> [Document excerpt]:
--- START ---

Personal information
- Born: July 8, 1960 (age 66) Yonkers, New York
- Listed height: 6 ft 3 in (1.91 m)
- Listed weight: 190 lb (86 kg)

Career information
- High school: Red Hook (Red Hook, New York)
- College: Eastern New Mexico (1978–1982)
- NBA draft: 1982: undrafted
- Position: Shooting guard
- Number: 7

= Jon Dalzell =

American-Israeli basketball player

Jon Dalzell (Hebrew: ג'ון דלזל; born July 8, 1960) is an American-Israeli former basketball player. He played the shooting guard position. Dalzell played in the Israeli Basketball Premier League for 14 seasons from 1983 to 1997.

==Biography==

Dalzell grew up in Red Hook, New York. He is 6 ft 4 in tall.

He attended Red Hook High School in Red Hook, New York, playing basketball for the Red Hook Raiders in the Ulster County Athletic League. Dalzell was top scorer averaging 24.7 points per game in 1978, named 1978 High School Player of the Year in the Tri-County Area, and led his team to league championships in 1977 and 1978.

Dalzell then attended Eastern New Mexico University ('82). He played basketball for the Eastern New Mexico Greyhounds in 1978–82, in his senior year averaged 15.8 points per game, and was named All Conference. In 1982 Dalzell participated at the rookie camp for the San Antonio Spurs.

Dalzell played in the Israeli Basketball Premier League for 14 seasons from 1983 to 1997. He played for Hapoel Jerusalem, Hapoel Tel Aviv, Hapoel Holon, Hapoel Gvat, and Hapoel Haifa. His career highs in the Israeli Basketball Premier League were 42 points in a game in the 1985–86 season, including 11–3 pointers and eight assists in a game in the 1992–93 season. He won the Israeli Basketball State Cup with Jerusalem in 1996 and in 1997. He was # 3 all-time in 3-point shooting in Israeli history, and in 2008 was inducted into the Israeli Basketball Hall of Fame.

He later earned a coaching basketball degree from Wingate Institute in Israel. He also coached both women and men's AAU basketball teams for ASA Hoops.
 In 1992 to 1999 Dalzell coached the Israeli Air Force basketball team.

Today, Jon is the general manager of a moving company, Isaacs Moving and Storage, which is located in Stoughton, Massachusetts. At age 63, he still plays in several leagues and most recently averages 30 points per game at in a recreational basketball league.

--- END ---

> [Data provided]:
--- START ---

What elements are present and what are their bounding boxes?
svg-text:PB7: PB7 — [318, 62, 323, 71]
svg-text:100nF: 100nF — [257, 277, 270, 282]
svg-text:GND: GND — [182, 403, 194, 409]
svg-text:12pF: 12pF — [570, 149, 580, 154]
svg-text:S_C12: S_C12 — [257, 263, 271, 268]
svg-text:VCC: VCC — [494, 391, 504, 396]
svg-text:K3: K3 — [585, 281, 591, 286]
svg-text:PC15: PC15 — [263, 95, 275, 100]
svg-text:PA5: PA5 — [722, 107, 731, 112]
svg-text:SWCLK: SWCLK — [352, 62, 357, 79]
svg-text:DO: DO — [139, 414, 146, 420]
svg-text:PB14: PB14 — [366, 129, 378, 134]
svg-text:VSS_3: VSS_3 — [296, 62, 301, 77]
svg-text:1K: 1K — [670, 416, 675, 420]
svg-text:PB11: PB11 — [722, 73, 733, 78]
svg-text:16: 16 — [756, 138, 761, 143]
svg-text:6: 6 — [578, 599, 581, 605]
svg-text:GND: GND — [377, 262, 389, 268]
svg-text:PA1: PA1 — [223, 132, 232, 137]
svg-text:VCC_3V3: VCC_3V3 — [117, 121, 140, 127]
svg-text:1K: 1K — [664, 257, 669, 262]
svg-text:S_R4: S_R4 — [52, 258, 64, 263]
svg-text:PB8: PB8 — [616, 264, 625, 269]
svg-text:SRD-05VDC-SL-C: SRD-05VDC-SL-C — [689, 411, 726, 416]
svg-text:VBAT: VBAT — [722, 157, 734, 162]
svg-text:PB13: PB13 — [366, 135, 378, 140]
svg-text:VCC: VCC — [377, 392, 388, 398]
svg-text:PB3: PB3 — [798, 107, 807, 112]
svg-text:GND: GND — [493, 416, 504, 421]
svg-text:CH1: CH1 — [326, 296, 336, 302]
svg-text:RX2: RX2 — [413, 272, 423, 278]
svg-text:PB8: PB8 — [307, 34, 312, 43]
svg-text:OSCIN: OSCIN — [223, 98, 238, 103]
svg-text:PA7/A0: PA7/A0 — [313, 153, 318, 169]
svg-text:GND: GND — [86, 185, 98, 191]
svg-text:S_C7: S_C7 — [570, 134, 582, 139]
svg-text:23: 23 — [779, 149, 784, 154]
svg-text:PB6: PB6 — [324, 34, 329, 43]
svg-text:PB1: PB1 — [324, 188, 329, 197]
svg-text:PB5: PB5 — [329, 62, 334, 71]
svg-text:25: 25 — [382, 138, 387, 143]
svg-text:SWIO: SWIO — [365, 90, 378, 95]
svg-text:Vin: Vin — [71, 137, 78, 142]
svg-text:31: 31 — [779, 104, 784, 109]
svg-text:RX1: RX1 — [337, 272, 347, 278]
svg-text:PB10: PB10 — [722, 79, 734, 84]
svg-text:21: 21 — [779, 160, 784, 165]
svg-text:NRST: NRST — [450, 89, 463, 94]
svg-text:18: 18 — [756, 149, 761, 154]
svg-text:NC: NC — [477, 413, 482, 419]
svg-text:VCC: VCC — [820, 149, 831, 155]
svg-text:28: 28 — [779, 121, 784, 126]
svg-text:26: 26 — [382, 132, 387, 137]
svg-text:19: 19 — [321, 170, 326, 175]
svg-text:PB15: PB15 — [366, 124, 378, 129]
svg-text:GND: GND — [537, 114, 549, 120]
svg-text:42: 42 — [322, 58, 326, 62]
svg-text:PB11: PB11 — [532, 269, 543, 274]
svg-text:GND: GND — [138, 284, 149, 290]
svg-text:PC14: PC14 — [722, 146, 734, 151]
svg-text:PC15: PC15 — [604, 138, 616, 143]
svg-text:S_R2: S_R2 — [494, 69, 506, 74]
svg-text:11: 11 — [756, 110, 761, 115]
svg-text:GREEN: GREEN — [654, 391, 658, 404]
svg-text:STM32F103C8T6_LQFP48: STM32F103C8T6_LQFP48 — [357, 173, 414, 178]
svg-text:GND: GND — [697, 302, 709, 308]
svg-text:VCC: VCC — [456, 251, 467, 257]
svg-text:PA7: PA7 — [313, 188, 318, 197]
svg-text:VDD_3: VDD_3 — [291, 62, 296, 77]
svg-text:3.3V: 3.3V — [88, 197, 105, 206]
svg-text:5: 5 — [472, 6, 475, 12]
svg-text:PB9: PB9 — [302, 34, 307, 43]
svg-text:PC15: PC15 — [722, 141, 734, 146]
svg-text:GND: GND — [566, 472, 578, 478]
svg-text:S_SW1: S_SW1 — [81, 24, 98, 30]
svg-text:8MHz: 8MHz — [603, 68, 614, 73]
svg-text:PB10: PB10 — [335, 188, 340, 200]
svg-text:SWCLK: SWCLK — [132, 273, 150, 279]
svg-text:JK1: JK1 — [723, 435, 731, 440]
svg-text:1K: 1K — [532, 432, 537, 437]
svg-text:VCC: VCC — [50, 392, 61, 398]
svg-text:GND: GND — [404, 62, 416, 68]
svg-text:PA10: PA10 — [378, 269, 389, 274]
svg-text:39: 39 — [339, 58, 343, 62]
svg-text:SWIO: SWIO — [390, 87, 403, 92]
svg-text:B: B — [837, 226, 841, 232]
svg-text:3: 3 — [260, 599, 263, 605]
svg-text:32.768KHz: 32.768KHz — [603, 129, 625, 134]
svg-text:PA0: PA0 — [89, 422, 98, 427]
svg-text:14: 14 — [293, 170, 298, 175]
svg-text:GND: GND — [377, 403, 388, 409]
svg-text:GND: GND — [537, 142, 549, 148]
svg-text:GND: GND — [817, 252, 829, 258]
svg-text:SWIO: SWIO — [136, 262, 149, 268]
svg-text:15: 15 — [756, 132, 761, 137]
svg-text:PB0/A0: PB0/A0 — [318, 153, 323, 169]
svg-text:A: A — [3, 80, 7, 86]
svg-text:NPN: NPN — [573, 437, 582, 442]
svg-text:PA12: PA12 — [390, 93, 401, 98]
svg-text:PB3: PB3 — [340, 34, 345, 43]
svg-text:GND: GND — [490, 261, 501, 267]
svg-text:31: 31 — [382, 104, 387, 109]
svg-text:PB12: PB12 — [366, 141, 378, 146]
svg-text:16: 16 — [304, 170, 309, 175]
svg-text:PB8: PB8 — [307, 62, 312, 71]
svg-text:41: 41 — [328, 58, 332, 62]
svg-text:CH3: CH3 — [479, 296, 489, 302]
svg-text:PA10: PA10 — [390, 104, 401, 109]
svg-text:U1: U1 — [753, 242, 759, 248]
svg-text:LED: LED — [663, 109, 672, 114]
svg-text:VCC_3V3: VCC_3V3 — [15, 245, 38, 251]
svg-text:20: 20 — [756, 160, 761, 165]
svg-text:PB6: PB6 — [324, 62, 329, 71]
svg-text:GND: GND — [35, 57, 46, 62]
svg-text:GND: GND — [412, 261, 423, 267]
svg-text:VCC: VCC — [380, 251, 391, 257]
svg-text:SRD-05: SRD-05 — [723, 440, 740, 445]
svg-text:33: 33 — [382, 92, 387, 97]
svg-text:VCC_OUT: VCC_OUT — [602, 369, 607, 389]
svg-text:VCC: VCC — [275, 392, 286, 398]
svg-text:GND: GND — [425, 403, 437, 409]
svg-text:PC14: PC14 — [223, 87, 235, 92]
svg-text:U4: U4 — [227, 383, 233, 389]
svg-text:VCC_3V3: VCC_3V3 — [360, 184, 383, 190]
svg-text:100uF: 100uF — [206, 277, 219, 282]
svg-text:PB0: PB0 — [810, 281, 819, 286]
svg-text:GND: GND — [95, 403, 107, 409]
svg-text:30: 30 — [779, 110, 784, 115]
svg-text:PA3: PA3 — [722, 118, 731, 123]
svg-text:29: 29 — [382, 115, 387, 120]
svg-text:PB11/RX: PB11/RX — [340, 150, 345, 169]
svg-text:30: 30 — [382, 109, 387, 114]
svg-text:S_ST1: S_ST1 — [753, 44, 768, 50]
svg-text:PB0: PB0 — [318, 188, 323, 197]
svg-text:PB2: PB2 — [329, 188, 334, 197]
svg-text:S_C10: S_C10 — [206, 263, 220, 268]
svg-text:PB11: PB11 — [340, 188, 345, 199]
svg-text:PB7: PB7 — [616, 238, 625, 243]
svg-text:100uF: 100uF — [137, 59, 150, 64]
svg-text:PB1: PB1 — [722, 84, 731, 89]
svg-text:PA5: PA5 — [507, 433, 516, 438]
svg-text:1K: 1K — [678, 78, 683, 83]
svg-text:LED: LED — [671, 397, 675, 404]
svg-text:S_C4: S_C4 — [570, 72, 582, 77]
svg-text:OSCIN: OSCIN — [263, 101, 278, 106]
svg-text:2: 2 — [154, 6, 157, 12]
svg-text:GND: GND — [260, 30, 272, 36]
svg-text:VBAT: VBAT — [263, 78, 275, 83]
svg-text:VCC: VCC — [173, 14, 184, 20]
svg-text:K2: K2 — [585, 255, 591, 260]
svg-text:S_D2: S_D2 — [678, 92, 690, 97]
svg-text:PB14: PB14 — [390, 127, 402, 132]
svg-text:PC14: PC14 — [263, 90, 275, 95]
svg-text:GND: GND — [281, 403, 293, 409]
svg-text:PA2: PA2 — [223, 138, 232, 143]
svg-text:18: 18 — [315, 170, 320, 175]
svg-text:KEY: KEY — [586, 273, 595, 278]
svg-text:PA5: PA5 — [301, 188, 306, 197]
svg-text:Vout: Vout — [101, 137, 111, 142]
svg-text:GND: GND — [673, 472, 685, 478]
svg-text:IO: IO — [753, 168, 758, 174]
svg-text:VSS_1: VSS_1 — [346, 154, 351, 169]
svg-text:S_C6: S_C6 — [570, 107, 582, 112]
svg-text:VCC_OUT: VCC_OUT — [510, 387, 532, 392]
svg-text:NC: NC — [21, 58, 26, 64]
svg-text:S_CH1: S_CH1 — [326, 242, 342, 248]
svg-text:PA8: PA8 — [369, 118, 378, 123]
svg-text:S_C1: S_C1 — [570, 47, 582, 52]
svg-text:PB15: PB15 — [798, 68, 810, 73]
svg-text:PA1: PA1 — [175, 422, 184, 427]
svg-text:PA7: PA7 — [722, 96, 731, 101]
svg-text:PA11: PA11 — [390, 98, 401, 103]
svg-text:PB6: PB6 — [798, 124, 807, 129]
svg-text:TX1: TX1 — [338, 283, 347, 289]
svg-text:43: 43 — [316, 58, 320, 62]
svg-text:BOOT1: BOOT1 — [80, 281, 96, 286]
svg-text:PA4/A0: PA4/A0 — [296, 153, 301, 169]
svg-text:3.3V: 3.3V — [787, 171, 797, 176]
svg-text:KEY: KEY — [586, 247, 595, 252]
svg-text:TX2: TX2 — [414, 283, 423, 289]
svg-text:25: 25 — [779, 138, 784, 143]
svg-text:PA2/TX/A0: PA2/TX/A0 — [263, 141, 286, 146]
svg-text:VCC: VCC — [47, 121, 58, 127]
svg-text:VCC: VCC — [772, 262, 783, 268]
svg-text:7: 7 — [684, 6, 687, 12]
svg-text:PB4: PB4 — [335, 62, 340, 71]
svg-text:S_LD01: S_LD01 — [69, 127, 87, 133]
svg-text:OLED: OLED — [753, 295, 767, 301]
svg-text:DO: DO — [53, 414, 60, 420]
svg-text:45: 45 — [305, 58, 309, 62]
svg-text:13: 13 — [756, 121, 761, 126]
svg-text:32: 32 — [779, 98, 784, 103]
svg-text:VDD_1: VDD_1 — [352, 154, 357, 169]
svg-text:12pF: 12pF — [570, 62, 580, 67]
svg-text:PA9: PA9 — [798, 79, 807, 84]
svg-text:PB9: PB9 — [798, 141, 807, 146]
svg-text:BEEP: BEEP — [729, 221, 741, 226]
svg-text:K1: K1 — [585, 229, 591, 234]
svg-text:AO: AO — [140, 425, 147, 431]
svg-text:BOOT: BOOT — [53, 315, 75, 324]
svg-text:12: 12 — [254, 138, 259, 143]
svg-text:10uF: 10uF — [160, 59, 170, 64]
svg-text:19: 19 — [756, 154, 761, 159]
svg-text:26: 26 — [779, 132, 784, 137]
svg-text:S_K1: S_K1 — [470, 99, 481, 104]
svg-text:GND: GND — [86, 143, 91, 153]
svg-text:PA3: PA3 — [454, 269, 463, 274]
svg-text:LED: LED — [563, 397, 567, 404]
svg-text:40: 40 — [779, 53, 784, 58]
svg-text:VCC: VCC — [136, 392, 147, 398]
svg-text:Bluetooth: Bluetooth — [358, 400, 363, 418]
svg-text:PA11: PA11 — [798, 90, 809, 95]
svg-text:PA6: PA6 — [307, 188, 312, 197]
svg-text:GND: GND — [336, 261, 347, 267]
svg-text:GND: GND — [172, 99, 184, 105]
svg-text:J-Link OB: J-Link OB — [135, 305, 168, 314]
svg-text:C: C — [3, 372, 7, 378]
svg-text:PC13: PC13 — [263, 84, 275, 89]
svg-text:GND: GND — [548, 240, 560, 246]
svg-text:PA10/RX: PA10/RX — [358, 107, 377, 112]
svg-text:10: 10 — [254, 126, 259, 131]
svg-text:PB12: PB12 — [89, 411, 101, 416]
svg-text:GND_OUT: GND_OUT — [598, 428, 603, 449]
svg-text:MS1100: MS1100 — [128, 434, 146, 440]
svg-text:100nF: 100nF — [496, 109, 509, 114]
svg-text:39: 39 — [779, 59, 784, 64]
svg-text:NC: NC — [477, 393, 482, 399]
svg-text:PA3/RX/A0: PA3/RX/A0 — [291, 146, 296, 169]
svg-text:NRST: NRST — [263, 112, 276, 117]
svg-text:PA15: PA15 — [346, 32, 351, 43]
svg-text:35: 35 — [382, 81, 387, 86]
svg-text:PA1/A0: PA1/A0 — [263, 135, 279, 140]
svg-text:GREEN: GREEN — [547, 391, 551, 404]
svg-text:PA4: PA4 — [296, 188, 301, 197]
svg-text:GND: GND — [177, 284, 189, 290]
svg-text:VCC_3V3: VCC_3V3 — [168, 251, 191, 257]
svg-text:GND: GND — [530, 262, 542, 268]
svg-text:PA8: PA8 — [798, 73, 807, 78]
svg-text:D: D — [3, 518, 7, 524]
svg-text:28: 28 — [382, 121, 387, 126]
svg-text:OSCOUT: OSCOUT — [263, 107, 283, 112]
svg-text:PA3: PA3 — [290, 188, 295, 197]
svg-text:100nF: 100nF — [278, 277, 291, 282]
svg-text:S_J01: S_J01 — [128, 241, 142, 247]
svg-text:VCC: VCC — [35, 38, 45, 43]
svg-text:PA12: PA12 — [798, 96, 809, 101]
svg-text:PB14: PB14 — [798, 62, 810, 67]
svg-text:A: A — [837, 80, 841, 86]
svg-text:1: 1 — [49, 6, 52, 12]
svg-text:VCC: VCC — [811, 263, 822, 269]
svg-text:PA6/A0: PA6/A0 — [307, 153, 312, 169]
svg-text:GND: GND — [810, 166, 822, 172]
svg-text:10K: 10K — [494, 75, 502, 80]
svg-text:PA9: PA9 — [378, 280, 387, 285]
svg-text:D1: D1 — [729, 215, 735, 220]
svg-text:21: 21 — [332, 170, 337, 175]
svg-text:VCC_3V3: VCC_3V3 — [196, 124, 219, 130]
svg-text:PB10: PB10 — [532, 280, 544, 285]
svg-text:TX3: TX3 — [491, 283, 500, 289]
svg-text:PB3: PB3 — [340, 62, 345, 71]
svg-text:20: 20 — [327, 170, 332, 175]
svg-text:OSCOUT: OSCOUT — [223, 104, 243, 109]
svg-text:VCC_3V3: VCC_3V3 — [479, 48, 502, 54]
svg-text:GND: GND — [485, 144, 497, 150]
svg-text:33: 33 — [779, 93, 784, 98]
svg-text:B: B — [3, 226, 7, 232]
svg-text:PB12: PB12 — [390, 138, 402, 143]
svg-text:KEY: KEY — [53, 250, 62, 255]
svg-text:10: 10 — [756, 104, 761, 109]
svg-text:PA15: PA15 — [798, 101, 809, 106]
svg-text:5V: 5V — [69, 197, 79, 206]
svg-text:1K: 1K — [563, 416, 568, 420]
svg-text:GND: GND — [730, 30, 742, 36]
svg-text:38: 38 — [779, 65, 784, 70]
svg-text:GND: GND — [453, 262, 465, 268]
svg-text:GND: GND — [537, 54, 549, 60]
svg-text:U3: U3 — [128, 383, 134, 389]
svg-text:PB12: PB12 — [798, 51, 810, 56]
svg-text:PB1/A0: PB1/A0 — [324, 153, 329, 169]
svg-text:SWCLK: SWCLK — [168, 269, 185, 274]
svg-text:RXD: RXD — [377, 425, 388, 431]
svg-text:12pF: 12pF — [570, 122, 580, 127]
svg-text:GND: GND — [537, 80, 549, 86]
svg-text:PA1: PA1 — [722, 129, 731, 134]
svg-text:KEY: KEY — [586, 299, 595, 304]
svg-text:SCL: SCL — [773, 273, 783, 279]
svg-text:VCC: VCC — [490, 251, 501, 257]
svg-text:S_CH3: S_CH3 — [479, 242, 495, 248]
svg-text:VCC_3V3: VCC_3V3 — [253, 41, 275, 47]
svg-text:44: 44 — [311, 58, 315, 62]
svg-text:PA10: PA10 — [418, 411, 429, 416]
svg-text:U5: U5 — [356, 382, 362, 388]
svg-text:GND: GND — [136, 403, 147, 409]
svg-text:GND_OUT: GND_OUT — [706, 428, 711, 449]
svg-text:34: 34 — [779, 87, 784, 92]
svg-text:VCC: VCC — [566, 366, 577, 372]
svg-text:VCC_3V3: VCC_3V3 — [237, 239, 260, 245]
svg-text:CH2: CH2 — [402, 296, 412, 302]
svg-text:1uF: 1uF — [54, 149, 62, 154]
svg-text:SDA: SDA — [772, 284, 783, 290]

--- END ---

> [Activities]:
a) Translate this sentence from the text on Jon Dalzell into Spanish: "He won the Israeli Basketball State Cup with Jerusalem in 1996 and in 1997."
b) Rewrite the passage of the text on Jon Dalzell that opens with the words containing "- NBA draft: 1982: undrafted" and closes with "ft 4 in tall.", putting "top Israeli league" in place of "Israeli Basketball Premier League".

> [Responses to the exercise]:
a) Ganó la Copa Estatal de Baloncesto de Israel con Jerusalén en 1996 y en 1997.

b)
- NBA draft: 1982: undrafted
- Position: Shooting guard
- Number: 7

= Jon Dalzell =

American-Israeli basketball player

Jon Dalzell (Hebrew: ג'ון דלזל; born July 8, 1960) is an American-Israeli former basketball player. He played the shooting guard position. Dalzell played in the top Israeli league for 14 seasons from 1983 to 1997.

==Biography==

Dalzell grew up in Red Hook, New York. He is 6 ft 4 in tall.